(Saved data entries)
>> Start

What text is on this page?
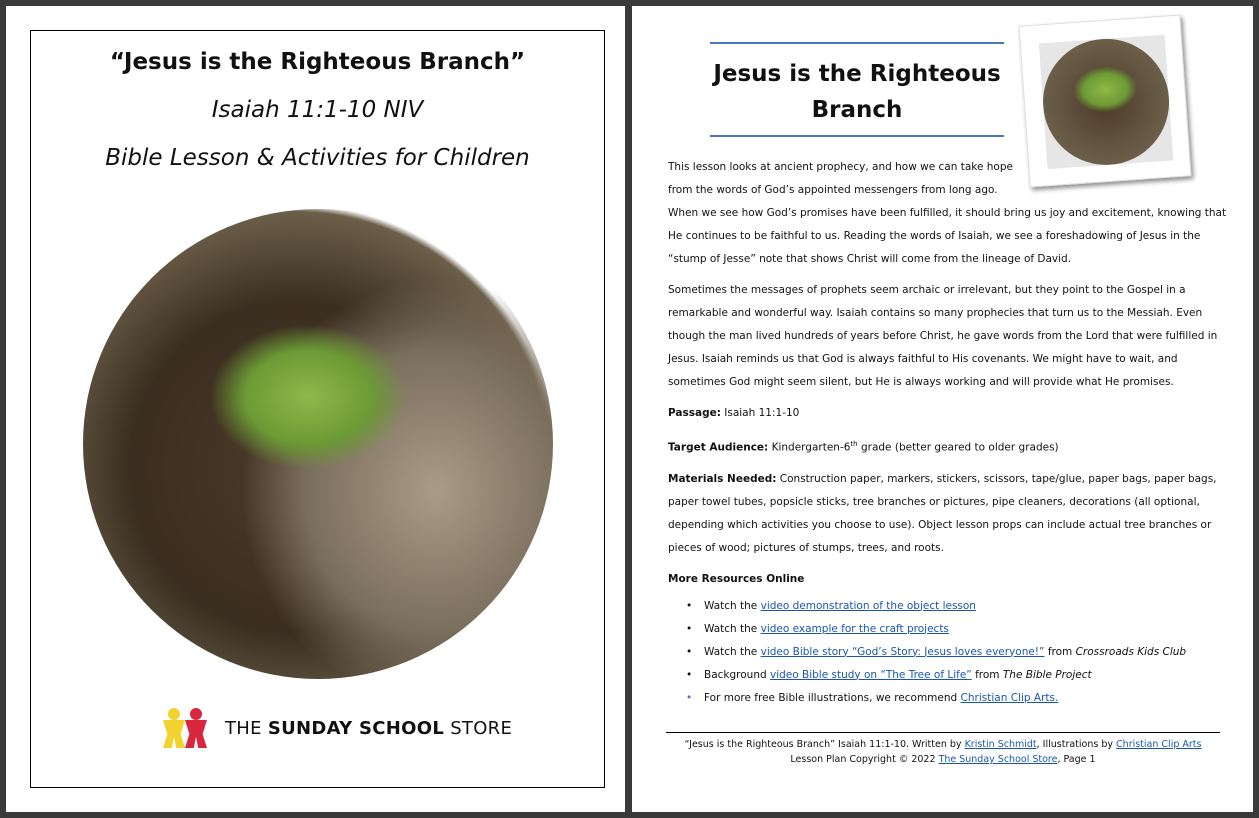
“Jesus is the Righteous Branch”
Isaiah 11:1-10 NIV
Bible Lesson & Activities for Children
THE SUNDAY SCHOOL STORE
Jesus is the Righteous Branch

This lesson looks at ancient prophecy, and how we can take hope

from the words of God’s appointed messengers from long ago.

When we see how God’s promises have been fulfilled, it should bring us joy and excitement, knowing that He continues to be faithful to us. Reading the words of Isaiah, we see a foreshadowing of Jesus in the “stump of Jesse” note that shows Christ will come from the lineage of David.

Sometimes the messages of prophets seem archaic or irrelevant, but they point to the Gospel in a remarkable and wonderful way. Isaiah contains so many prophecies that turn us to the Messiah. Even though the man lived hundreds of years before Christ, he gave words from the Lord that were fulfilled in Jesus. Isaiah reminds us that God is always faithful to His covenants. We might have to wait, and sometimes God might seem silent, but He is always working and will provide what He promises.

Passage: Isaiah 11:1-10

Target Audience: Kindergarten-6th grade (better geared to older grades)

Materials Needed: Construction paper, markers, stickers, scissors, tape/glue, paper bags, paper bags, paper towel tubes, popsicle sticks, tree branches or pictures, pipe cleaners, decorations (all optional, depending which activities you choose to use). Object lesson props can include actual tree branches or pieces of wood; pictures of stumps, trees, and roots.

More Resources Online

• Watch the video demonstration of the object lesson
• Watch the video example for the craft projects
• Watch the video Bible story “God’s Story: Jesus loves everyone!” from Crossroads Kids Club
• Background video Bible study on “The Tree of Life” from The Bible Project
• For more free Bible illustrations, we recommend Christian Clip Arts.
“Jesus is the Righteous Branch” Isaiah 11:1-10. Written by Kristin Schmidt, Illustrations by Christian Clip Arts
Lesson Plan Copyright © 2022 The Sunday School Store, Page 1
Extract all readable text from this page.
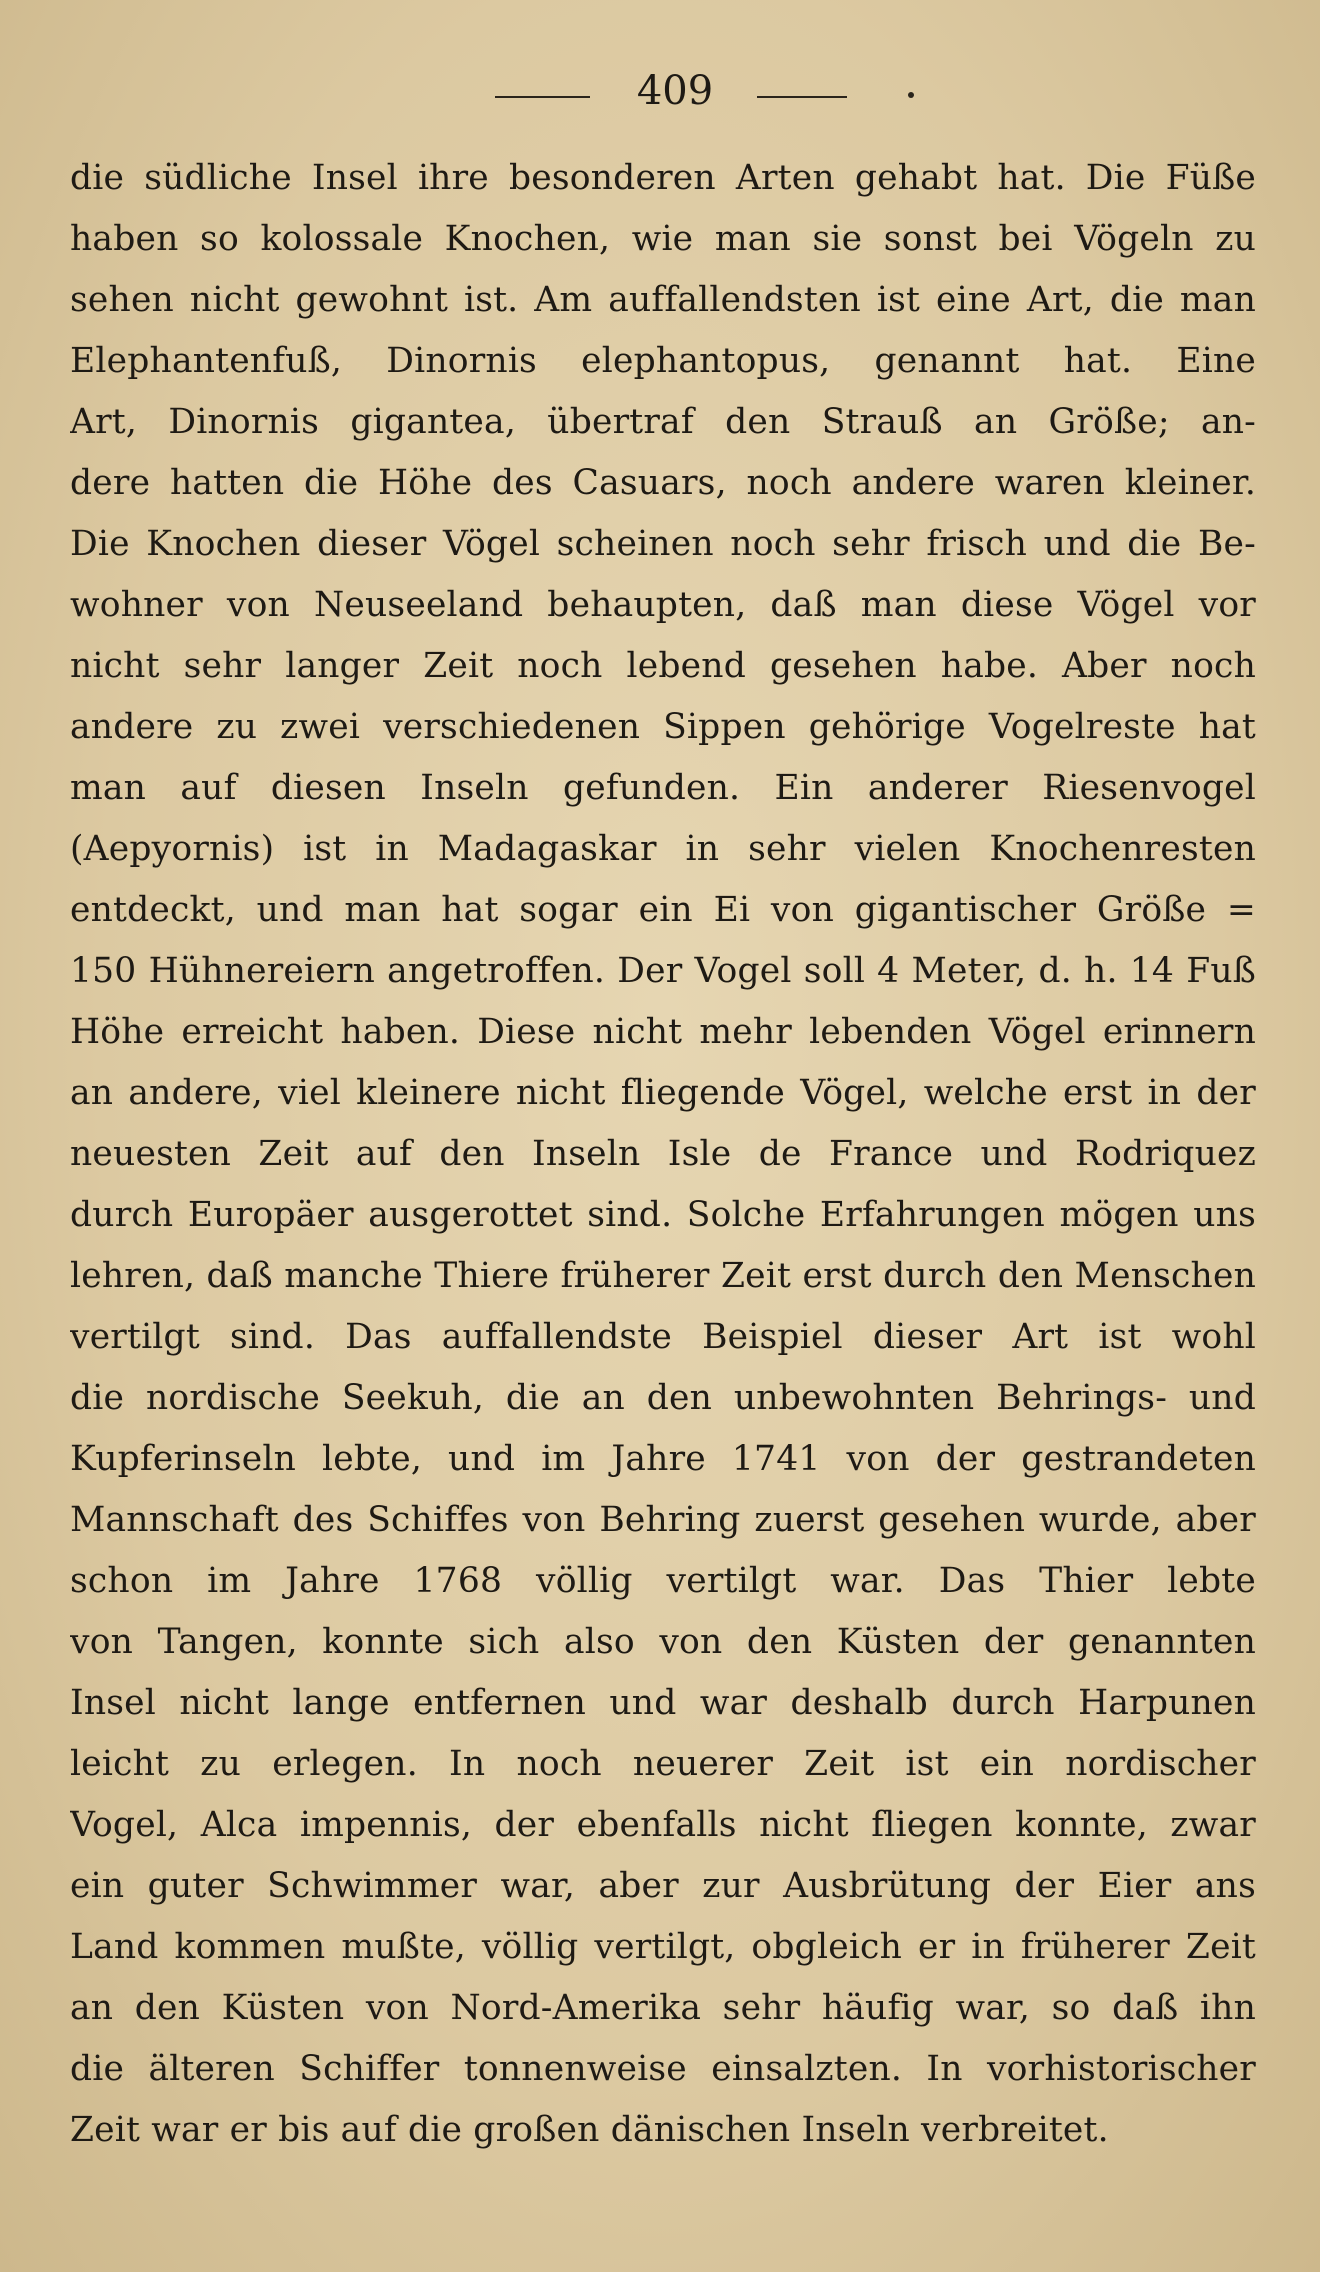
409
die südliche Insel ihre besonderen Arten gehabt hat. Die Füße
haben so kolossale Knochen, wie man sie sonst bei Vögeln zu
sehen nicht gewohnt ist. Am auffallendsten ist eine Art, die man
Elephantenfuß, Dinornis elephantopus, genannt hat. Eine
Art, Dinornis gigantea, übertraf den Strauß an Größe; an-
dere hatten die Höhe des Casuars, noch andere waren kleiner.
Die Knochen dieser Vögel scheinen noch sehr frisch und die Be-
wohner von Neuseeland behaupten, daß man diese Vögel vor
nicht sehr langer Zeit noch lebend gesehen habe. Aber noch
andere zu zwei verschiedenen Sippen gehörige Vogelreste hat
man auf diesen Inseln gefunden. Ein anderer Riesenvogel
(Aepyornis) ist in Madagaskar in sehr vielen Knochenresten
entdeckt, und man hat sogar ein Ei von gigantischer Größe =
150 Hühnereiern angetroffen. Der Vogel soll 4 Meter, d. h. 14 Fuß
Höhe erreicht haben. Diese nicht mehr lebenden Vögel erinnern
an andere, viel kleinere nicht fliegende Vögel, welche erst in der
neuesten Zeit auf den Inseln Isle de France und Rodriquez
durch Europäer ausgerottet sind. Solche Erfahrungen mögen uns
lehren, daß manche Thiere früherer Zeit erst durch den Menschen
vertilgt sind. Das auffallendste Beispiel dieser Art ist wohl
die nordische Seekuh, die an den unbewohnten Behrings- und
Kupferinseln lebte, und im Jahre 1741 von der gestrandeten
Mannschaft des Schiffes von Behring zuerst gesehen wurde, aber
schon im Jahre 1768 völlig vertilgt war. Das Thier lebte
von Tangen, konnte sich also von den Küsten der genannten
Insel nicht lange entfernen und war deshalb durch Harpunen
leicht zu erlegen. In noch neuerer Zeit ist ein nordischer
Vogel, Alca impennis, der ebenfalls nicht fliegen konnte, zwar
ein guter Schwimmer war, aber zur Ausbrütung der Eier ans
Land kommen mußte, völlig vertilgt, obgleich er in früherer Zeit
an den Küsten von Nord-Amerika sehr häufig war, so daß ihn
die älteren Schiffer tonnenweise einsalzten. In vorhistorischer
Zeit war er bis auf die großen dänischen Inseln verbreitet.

>> End

Leave the pictures out and write out every entry exactly as given.

## Full response
What text is on this page?
“Jesus is the Righteous Branch”
Isaiah 11:1-10 NIV
Bible Lesson & Activities for Children
THE SUNDAY SCHOOL STORE
Jesus is the Righteous Branch

This lesson looks at ancient prophecy, and how we can take hope

from the words of God’s appointed messengers from long ago.

When we see how God’s promises have been fulfilled, it should bring us joy and excitement, knowing that He continues to be faithful to us. Reading the words of Isaiah, we see a foreshadowing of Jesus in the “stump of Jesse” note that shows Christ will come from the lineage of David.

Sometimes the messages of prophets seem archaic or irrelevant, but they point to the Gospel in a remarkable and wonderful way. Isaiah contains so many prophecies that turn us to the Messiah. Even though the man lived hundreds of years before Christ, he gave words from the Lord that were fulfilled in Jesus. Isaiah reminds us that God is always faithful to His covenants. We might have to wait, and sometimes God might seem silent, but He is always working and will provide what He promises.

Passage: Isaiah 11:1-10

Target Audience: Kindergarten-6th grade (better geared to older grades)

Materials Needed: Construction paper, markers, stickers, scissors, tape/glue, paper bags, paper bags, paper towel tubes, popsicle sticks, tree branches or pictures, pipe cleaners, decorations (all optional, depending which activities you choose to use). Object lesson props can include actual tree branches or pieces of wood; pictures of stumps, trees, and roots.

More Resources Online

• Watch the video demonstration of the object lesson
• Watch the video example for the craft projects
• Watch the video Bible story “God’s Story: Jesus loves everyone!” from Crossroads Kids Club
• Background video Bible study on “The Tree of Life” from The Bible Project
• For more free Bible illustrations, we recommend Christian Clip Arts.
“Jesus is the Righteous Branch” Isaiah 11:1-10. Written by Kristin Schmidt, Illustrations by Christian Clip Arts
Lesson Plan Copyright © 2022 The Sunday School Store, Page 1
Extract all readable text from this page.
409
die südliche Insel ihre besonderen Arten gehabt hat. Die Füße
haben so kolossale Knochen, wie man sie sonst bei Vögeln zu
sehen nicht gewohnt ist. Am auffallendsten ist eine Art, die man
Elephantenfuß, Dinornis elephantopus, genannt hat. Eine
Art, Dinornis gigantea, übertraf den Strauß an Größe; an-
dere hatten die Höhe des Casuars, noch andere waren kleiner.
Die Knochen dieser Vögel scheinen noch sehr frisch und die Be-
wohner von Neuseeland behaupten, daß man diese Vögel vor
nicht sehr langer Zeit noch lebend gesehen habe. Aber noch
andere zu zwei verschiedenen Sippen gehörige Vogelreste hat
man auf diesen Inseln gefunden. Ein anderer Riesenvogel
(Aepyornis) ist in Madagaskar in sehr vielen Knochenresten
entdeckt, und man hat sogar ein Ei von gigantischer Größe =
150 Hühnereiern angetroffen. Der Vogel soll 4 Meter, d. h. 14 Fuß
Höhe erreicht haben. Diese nicht mehr lebenden Vögel erinnern
an andere, viel kleinere nicht fliegende Vögel, welche erst in der
neuesten Zeit auf den Inseln Isle de France und Rodriquez
durch Europäer ausgerottet sind. Solche Erfahrungen mögen uns
lehren, daß manche Thiere früherer Zeit erst durch den Menschen
vertilgt sind. Das auffallendste Beispiel dieser Art ist wohl
die nordische Seekuh, die an den unbewohnten Behrings- und
Kupferinseln lebte, und im Jahre 1741 von der gestrandeten
Mannschaft des Schiffes von Behring zuerst gesehen wurde, aber
schon im Jahre 1768 völlig vertilgt war. Das Thier lebte
von Tangen, konnte sich also von den Küsten der genannten
Insel nicht lange entfernen und war deshalb durch Harpunen
leicht zu erlegen. In noch neuerer Zeit ist ein nordischer
Vogel, Alca impennis, der ebenfalls nicht fliegen konnte, zwar
ein guter Schwimmer war, aber zur Ausbrütung der Eier ans
Land kommen mußte, völlig vertilgt, obgleich er in früherer Zeit
an den Küsten von Nord-Amerika sehr häufig war, so daß ihn
die älteren Schiffer tonnenweise einsalzten. In vorhistorischer
Zeit war er bis auf die großen dänischen Inseln verbreitet.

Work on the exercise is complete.